** Exercise details **
In the copy, keep every record exact and leave out all images.

------ Listed records

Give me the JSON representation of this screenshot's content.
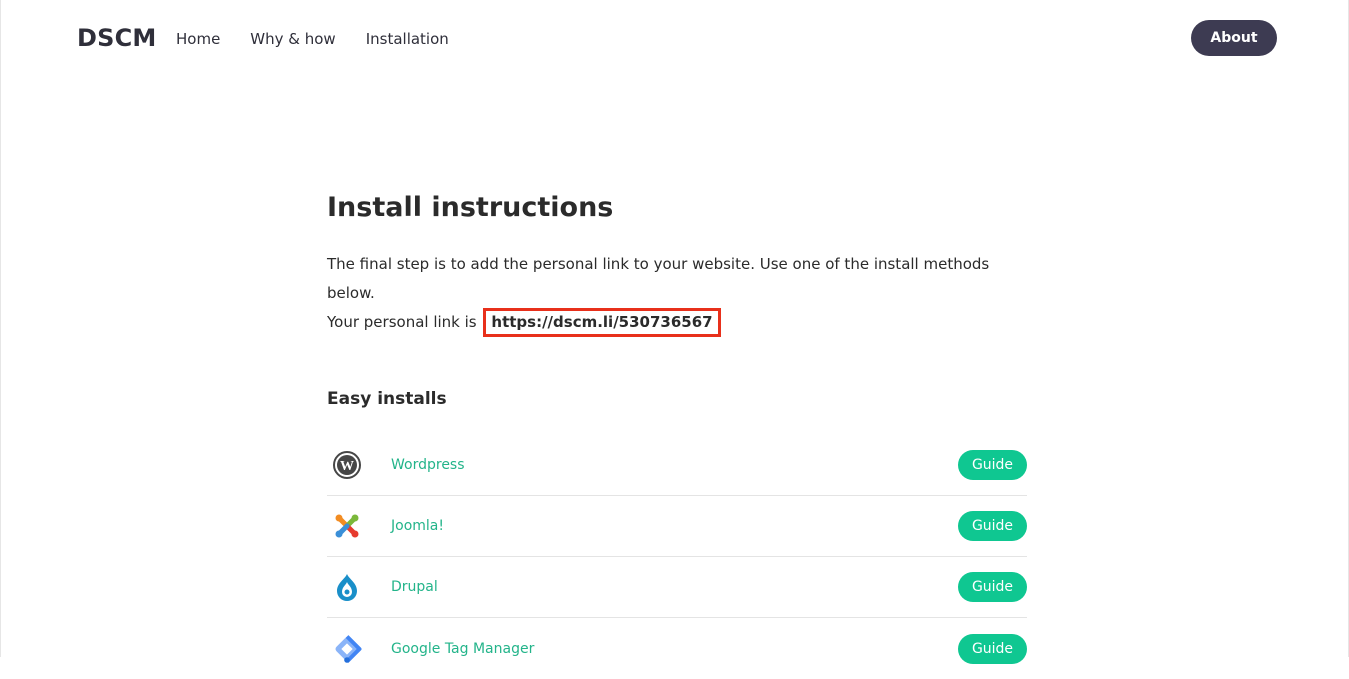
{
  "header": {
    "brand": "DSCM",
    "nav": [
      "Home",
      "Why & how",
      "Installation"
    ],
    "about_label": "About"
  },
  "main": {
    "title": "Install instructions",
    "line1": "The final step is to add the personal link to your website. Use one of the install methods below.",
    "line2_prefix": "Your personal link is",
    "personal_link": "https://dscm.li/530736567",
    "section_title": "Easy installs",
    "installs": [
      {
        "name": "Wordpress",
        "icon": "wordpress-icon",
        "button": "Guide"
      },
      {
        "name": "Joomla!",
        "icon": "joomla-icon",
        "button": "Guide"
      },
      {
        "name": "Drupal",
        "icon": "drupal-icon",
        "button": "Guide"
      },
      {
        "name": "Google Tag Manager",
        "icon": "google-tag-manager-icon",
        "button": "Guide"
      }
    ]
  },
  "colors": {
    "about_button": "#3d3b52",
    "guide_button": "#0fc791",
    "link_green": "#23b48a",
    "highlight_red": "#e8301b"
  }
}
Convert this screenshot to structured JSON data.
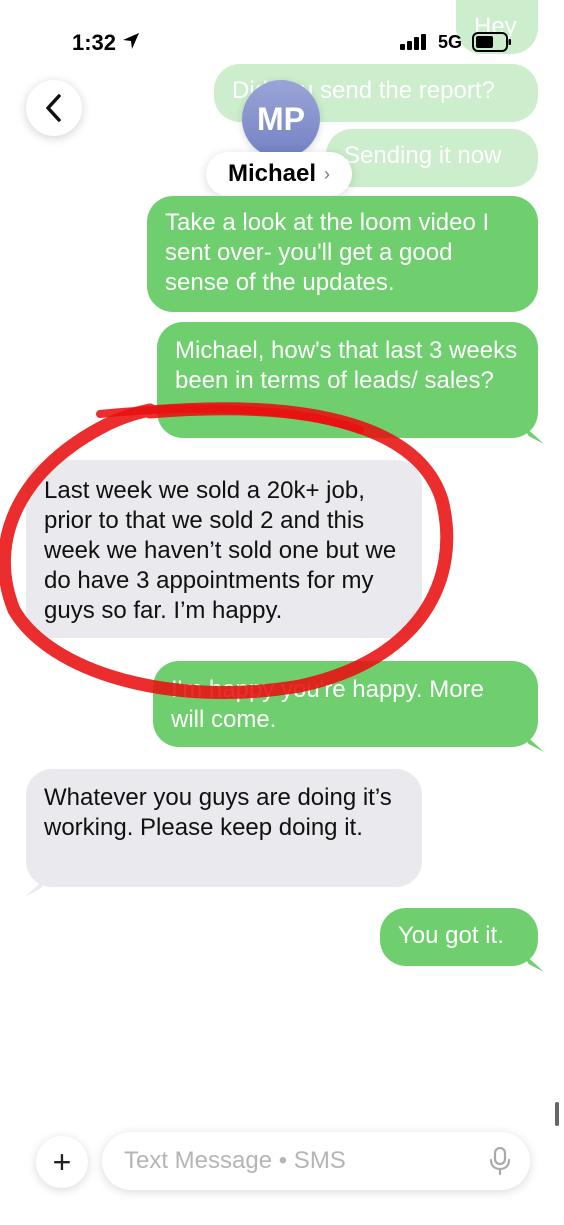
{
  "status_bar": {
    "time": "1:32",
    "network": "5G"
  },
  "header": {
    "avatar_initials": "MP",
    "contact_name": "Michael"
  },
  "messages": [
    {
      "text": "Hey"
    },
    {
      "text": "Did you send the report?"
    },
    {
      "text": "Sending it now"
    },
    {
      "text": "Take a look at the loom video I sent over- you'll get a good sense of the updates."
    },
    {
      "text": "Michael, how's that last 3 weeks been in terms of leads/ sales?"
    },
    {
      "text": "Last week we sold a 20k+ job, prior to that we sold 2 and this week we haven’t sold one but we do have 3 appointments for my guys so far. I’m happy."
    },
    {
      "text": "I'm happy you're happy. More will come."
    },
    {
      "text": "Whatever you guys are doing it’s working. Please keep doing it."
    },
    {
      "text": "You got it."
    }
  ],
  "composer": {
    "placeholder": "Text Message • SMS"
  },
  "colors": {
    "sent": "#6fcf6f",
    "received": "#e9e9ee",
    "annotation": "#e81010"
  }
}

------------

** Response to this exercise **
Give me the JSON representation of this screenshot's content.
{
  "header": {
    "brand": "DSCM",
    "nav": [
      "Home",
      "Why & how",
      "Installation"
    ],
    "about_label": "About"
  },
  "main": {
    "title": "Install instructions",
    "line1": "The final step is to add the personal link to your website. Use one of the install methods below.",
    "line2_prefix": "Your personal link is",
    "personal_link": "https://dscm.li/530736567",
    "section_title": "Easy installs",
    "installs": [
      {
        "name": "Wordpress",
        "icon": "wordpress-icon",
        "button": "Guide"
      },
      {
        "name": "Joomla!",
        "icon": "joomla-icon",
        "button": "Guide"
      },
      {
        "name": "Drupal",
        "icon": "drupal-icon",
        "button": "Guide"
      },
      {
        "name": "Google Tag Manager",
        "icon": "google-tag-manager-icon",
        "button": "Guide"
      }
    ]
  },
  "colors": {
    "about_button": "#3d3b52",
    "guide_button": "#0fc791",
    "link_green": "#23b48a",
    "highlight_red": "#e8301b"
  }
}
Convert this screenshot to structured JSON data.
{
  "status_bar": {
    "time": "1:32",
    "network": "5G"
  },
  "header": {
    "avatar_initials": "MP",
    "contact_name": "Michael"
  },
  "messages": [
    {
      "text": "Hey"
    },
    {
      "text": "Did you send the report?"
    },
    {
      "text": "Sending it now"
    },
    {
      "text": "Take a look at the loom video I sent over- you'll get a good sense of the updates."
    },
    {
      "text": "Michael, how's that last 3 weeks been in terms of leads/ sales?"
    },
    {
      "text": "Last week we sold a 20k+ job, prior to that we sold 2 and this week we haven’t sold one but we do have 3 appointments for my guys so far. I’m happy."
    },
    {
      "text": "I'm happy you're happy. More will come."
    },
    {
      "text": "Whatever you guys are doing it’s working. Please keep doing it."
    },
    {
      "text": "You got it."
    }
  ],
  "composer": {
    "placeholder": "Text Message • SMS"
  },
  "colors": {
    "sent": "#6fcf6f",
    "received": "#e9e9ee",
    "annotation": "#e81010"
  }
}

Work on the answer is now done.